:: Stated problem 1 ::
In the interview below, shorten the paragraph that begins "As the Kilroys and Killjoys" into a list of its main facts.

:: Given passage ::
As the Kilroys and Killjoys document responses to Arena Stage's Summit, an important way to continue the conversation about underrepresented voices is to look towards who is producing work. This is the first interview in a series that seeks to identify extraordinary producers who identify as female.

How many shows have you produced ? I know the number is pretty high. Can you a list a few productions that were especially meaningful experiences?

AJT: It's around sixty, since 2000. I think the first big project I helped produce was with my company Rising Phoenix Rep, and it was a festival called Detour Days. We had planned a production that fell apart in a flurry of bad scheduling and inexperience and circumstance, and I was so proud that we used the space and time we had in a completely new project, flipping what could have been a complete loss into something alive and positive. We did fifteen or so projects in the course of ten days, and had a blast with it. It's hard to pick out other ones, but acting in and producing Crystal Skillman's The Telling in the weeks after our son was born is something I'm hugely proud of and didn't think was possible at the time. My husband Daniel Talbott and I strapped him in the car seat or onto us and rehearsed, did the lights, swept up, fixed the toilet, and the rest of it and he pretty much slept through the whole thing. It really showed me that we were going to be able to carry on working our butts off as artist parents. And I'm so bowled over that we got to know and work with the incomparable Zoe Caldwell on Elective Affinities.


Tell me about the inception of Rising Phoenix Rep

AJT: When I met Daniel in the summer of 1999, he had started Rising Phoenix Rep in San Francisco just a few months prior. They had done a short run of Pinter one-acts at The Marsh in true indie fashion -- begged, borrowed, and stolen in a wonderful way. He and I were lucky enough to fall in love that summer (after a rocky start, ala those Hepburn/Tracy movies where two people meet, and spar, and spit -- until they finally admit to themselves and each other that they're head over fucking heels).

:: Data provided ::
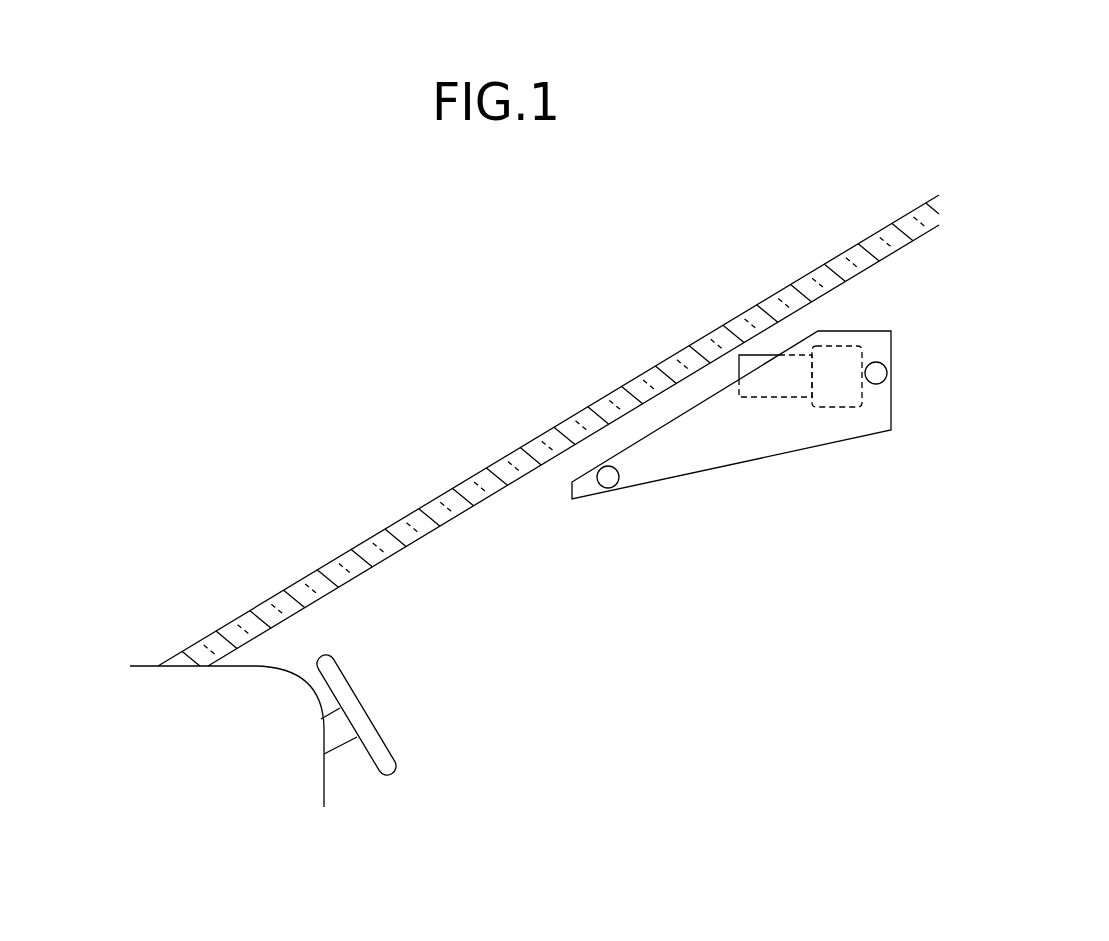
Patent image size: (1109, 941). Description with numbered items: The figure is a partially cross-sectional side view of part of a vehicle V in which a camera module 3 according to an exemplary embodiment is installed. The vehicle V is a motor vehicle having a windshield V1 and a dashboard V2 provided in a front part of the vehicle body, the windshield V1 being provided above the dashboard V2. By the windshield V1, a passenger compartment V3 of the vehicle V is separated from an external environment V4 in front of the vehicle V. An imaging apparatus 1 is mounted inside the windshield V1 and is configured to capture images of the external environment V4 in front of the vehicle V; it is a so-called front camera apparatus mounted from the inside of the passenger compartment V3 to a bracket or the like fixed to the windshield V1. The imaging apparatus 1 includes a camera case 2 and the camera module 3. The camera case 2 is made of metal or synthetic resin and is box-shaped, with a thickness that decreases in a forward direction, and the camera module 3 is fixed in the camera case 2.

The vehicle V is at (215, 255).
The windshield V1 is at (540, 456).
The dashboard V2 is at (323, 793).
The passenger compartment V3 is at (681, 599).
The external environment V4 is at (83, 441).
The imaging apparatus 1 is at (893, 438).
The camera case 2 is at (877, 412).
The camera module 3 is at (758, 355).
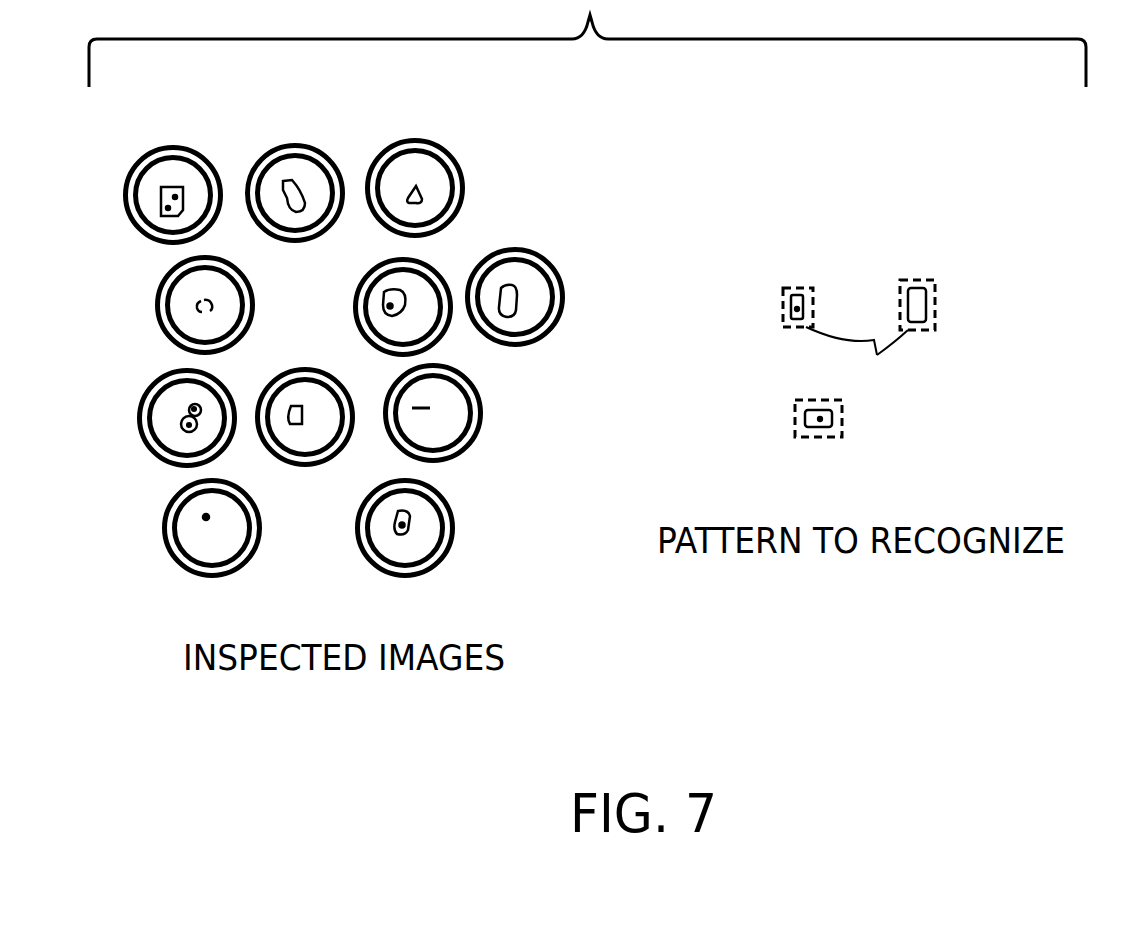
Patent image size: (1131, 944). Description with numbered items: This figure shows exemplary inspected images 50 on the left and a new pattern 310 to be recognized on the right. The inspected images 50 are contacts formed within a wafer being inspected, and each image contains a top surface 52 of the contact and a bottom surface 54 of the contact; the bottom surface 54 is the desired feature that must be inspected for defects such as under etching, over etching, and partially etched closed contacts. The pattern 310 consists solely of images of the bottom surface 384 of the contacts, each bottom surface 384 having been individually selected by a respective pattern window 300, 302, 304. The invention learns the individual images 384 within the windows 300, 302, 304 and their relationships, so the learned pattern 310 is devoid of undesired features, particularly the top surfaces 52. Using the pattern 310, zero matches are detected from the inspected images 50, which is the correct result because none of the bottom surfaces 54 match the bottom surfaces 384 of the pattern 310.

The inspected images 50 is at (441, 154).
The top surface 52 is at (457, 170).
The bottom surface 54 is at (421, 197).
The pattern window 300 is at (801, 288).
The pattern window 302 is at (920, 280).
The pattern window 304 is at (835, 437).
The bottom surface image 384 is at (840, 418).
The pattern to be recognized 310 is at (947, 357).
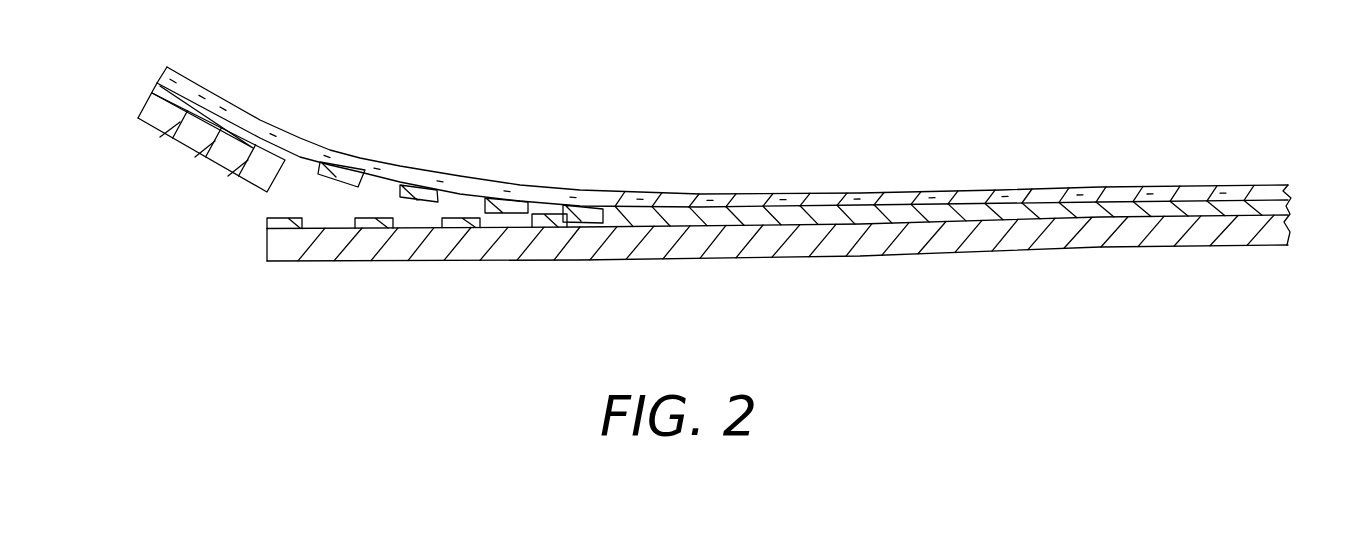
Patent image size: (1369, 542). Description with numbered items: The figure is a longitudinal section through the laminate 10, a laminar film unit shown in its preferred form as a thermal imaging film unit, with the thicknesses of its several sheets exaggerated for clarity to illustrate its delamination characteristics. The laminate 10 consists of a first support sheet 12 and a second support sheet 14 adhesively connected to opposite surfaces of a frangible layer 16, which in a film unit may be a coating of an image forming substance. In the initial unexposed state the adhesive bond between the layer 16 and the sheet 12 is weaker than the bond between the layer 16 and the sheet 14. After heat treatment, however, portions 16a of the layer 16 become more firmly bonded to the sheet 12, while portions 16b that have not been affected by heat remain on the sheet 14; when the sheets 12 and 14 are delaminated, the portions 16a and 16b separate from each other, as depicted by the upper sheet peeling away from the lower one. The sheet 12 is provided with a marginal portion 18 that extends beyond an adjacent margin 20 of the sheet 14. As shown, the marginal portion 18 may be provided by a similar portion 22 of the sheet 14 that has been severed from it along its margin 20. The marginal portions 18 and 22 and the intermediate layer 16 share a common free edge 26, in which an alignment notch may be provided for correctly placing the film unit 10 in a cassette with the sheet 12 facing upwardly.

The laminate 10 is at (688, 75).
The first support sheet 12 is at (910, 193).
The second support sheet 14 is at (778, 240).
The frangible layer 16 is at (1284, 203).
The portions of the frangible layer 16a is at (508, 204).
The portions of the frangible layer 16b is at (547, 227).
The marginal portion 18 is at (299, 123).
The margin 20 is at (268, 247).
The portion of the sheet 22 is at (172, 138).
The common free edge 26 is at (165, 90).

:: Stated problem 2 ::
Count the lines of the records above that contain the string "window", with case counting, and give only the number.

:: Exercise solution 1 ::
- The Kilroys and Killjoys are documenting responses to Arena Stage's Summit.
- An important way to continue the conversation about underrepresented voices is to look at who is producing work.
- This is the first interview in a series that seeks to identify extraordinary producers who identify as female.

:: Exercise solution 2 ::
4